_EXERCISE GOAL_
Find the string "confirmed" in the listing and report every line that has it.

_THE DATA_
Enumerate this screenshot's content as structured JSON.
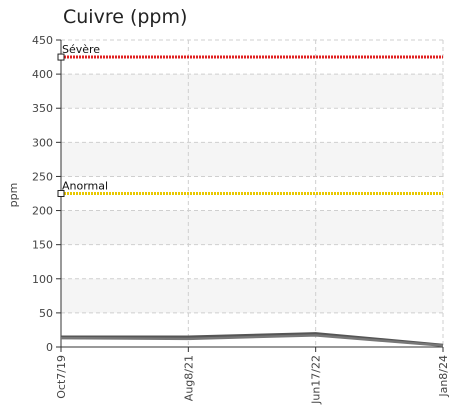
{
  "chart_data": {
    "type": "line",
    "title": "Cuivre (ppm)",
    "xlabel": "",
    "ylabel": "ppm",
    "ylim": [
      0,
      450
    ],
    "yticks": [
      0,
      50,
      100,
      150,
      200,
      250,
      300,
      350,
      400,
      450
    ],
    "x": [
      "Oct7/19",
      "Aug8/21",
      "Jun17/22",
      "Jan8/24"
    ],
    "grid": true,
    "series": [
      {
        "values": [
          15,
          15,
          20,
          3
        ],
        "color": "#555555"
      },
      {
        "values": [
          13,
          12,
          17,
          2
        ],
        "color": "#777777"
      }
    ],
    "thresholds": [
      {
        "label": "Sévère",
        "value": 425,
        "color": "#e02020"
      },
      {
        "label": "Anormal",
        "value": 225,
        "color": "#e8c800"
      }
    ]
  }
}
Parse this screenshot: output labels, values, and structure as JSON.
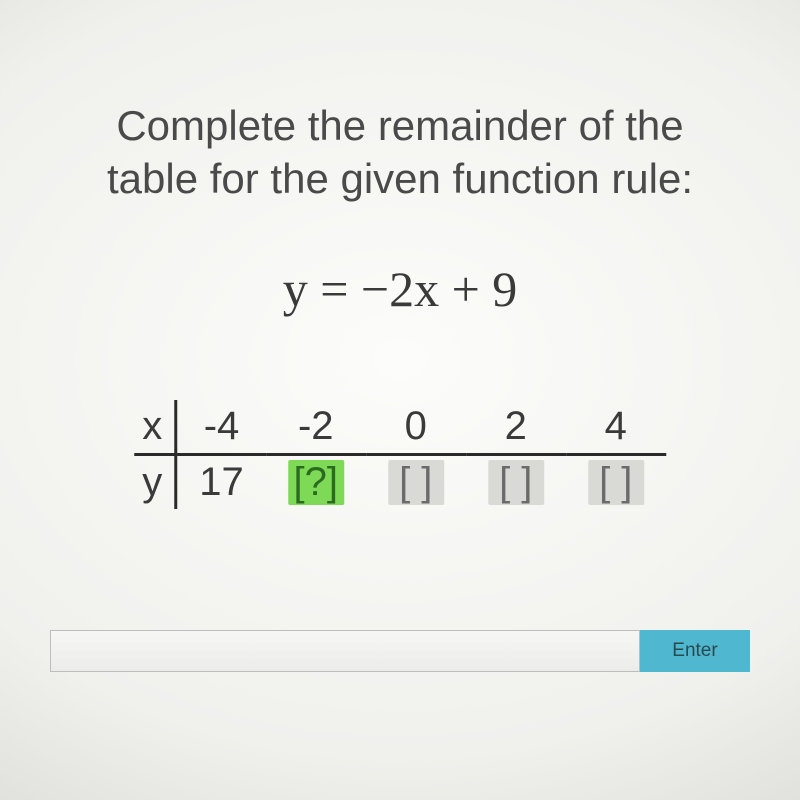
{
  "prompt": {
    "line1": "Complete the remainder of the",
    "line2": "table for the given function rule:"
  },
  "equation": "y = −2x + 9",
  "table": {
    "row_labels": {
      "x": "x",
      "y": "y"
    },
    "x_values": [
      "-4",
      "-2",
      "0",
      "2",
      "4"
    ],
    "y_values": [
      "17",
      "[?]",
      "[ ]",
      "[ ]",
      "[ ]"
    ],
    "active_blank_index": 1,
    "colors": {
      "active_bg": "#7ed957",
      "active_fg": "#2a6b1f",
      "inactive_bg": "#d9d9d6",
      "inactive_fg": "#6b6b6b",
      "border": "#2a2a2a"
    },
    "fontsize": 40
  },
  "answer": {
    "value": "",
    "placeholder": "",
    "enter_label": "Enter",
    "enter_bg": "#4fb7cf"
  }
}
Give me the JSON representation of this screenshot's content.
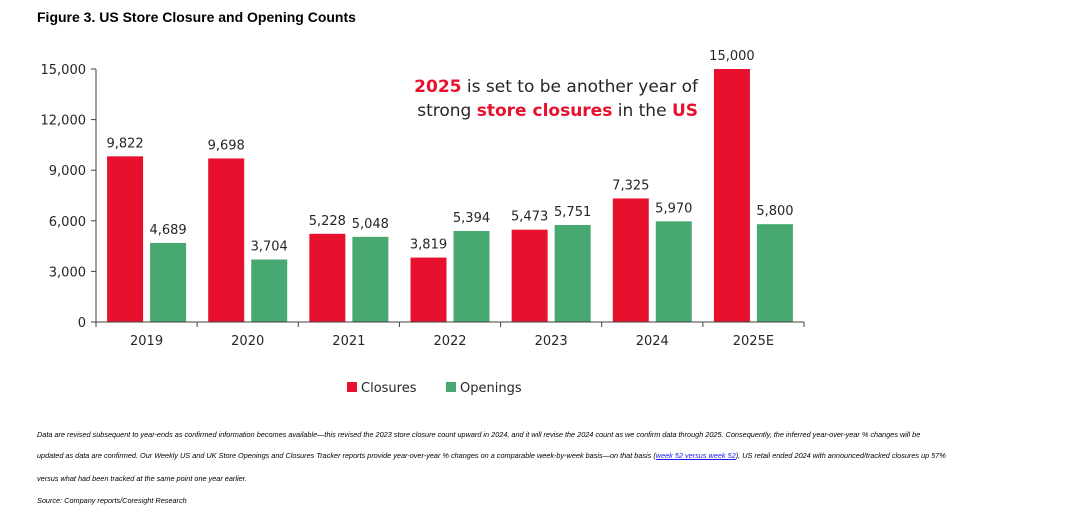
{
  "figure_title": "Figure 3. US Store Closure and Opening Counts",
  "colors": {
    "closures": "#e8112d",
    "openings": "#47a971",
    "red_text": "#e8112d"
  },
  "callout": {
    "line1_highlight": "2025",
    "line1_rest": " is set to be another year of",
    "line2_a": "strong ",
    "line2_highlight": "store closures",
    "line2_b": " in the ",
    "line2_highlight2": "US"
  },
  "footnote": {
    "line1": "Data are revised subsequent to year-ends as confirmed information becomes available—this revised the 2023 store closure count upward in 2024, and it will revise the 2024 count as we confirm data through 2025. Consequently, the inferred year-over-year % changes will be",
    "line2_pre": "updated as data are confirmed. Our Weekly US and UK Store Openings and Closures Tracker reports provide year-over-year % changes on a comparable week-by-week basis—on that basis (",
    "line2_link": "week 52 versus week 52",
    "line2_post": "), US retail ended 2024 with announced/tracked closures up 57%",
    "line3": "versus what had been tracked at the same point one year earlier.",
    "source": "Source: Company reports/Coresight Research"
  },
  "chart_data": {
    "type": "bar",
    "title": "Figure 3. US Store Closure and Opening Counts",
    "categories": [
      "2019",
      "2020",
      "2021",
      "2022",
      "2023",
      "2024",
      "2025E"
    ],
    "series": [
      {
        "name": "Closures",
        "values": [
          9822,
          9698,
          5228,
          3819,
          5473,
          7325,
          15000
        ],
        "labels": [
          "9,822",
          "9,698",
          "5,228",
          "3,819",
          "5,473",
          "7,325",
          "15,000"
        ]
      },
      {
        "name": "Openings",
        "values": [
          4689,
          3704,
          5048,
          5394,
          5751,
          5970,
          5800
        ],
        "labels": [
          "4,689",
          "3,704",
          "5,048",
          "5,394",
          "5,751",
          "5,970",
          "5,800"
        ]
      }
    ],
    "ylim": [
      0,
      15000
    ],
    "yticks": [
      0,
      3000,
      6000,
      9000,
      12000,
      15000
    ],
    "ytick_labels": [
      "0",
      "3,000",
      "6,000",
      "9,000",
      "12,000",
      "15,000"
    ],
    "xlabel": "",
    "ylabel": "",
    "grid": false,
    "legend": "bottom-center"
  }
}
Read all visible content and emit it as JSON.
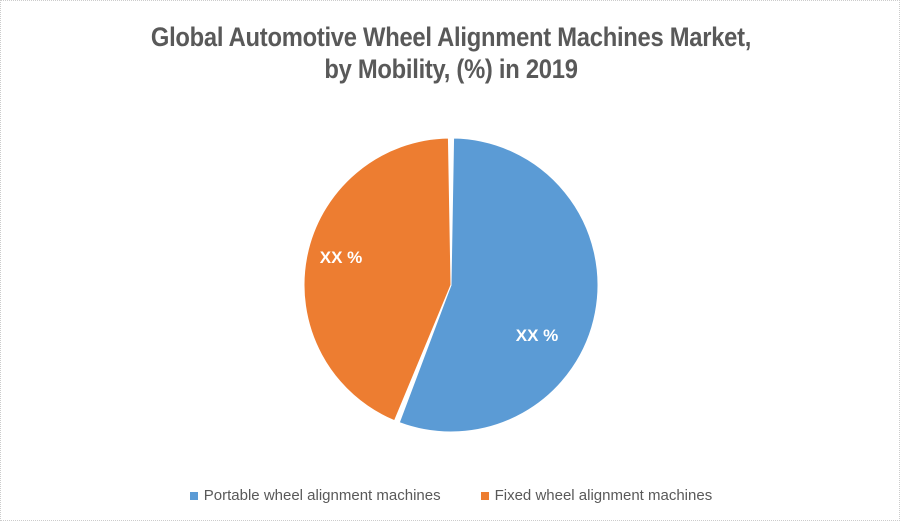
{
  "title": {
    "lines": [
      "Global Automotive Wheel Alignment Machines Market,",
      "by Mobility, (%) in 2019"
    ]
  },
  "chart_data": {
    "type": "pie",
    "title": "Global Automotive Wheel Alignment Machines Market, by Mobility, (%) in 2019",
    "categories": [
      "Portable wheel alignment machines",
      "Fixed wheel alignment machines"
    ],
    "values": [
      56,
      44
    ],
    "value_labels": [
      "XX %",
      "XX %"
    ],
    "colors": [
      "#5B9BD5",
      "#ED7D31"
    ],
    "start_angle_deg": 0,
    "direction": "clockwise",
    "legend_position": "bottom",
    "note": "Slice data labels are masked as 'XX %' in the chart; the 56/44 split is estimated from the arc angles."
  },
  "legend": {
    "items": [
      {
        "label": "Portable wheel alignment machines",
        "color": "#5B9BD5"
      },
      {
        "label": "Fixed wheel alignment machines",
        "color": "#ED7D31"
      }
    ]
  },
  "styles": {
    "background": "#FFFFFF",
    "text_color": "#595959",
    "label_text_color": "#FFFFFF",
    "border_color": "#CCCCCC"
  }
}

_TASK RESULT_
    "line1": "Data are revised subsequent to year-ends as confirmed information becomes available—this revised the 2023 store closure count upward in 2024, and it will revise the 2024 count as we confirm data through 2025. Consequently, the inferred year-over-year % changes will be",
    "line2_pre": "updated as data are confirmed. Our Weekly US and UK Store Openings and Closures Tracker reports provide year-over-year % changes on a comparable week-by-week basis—on that basis (",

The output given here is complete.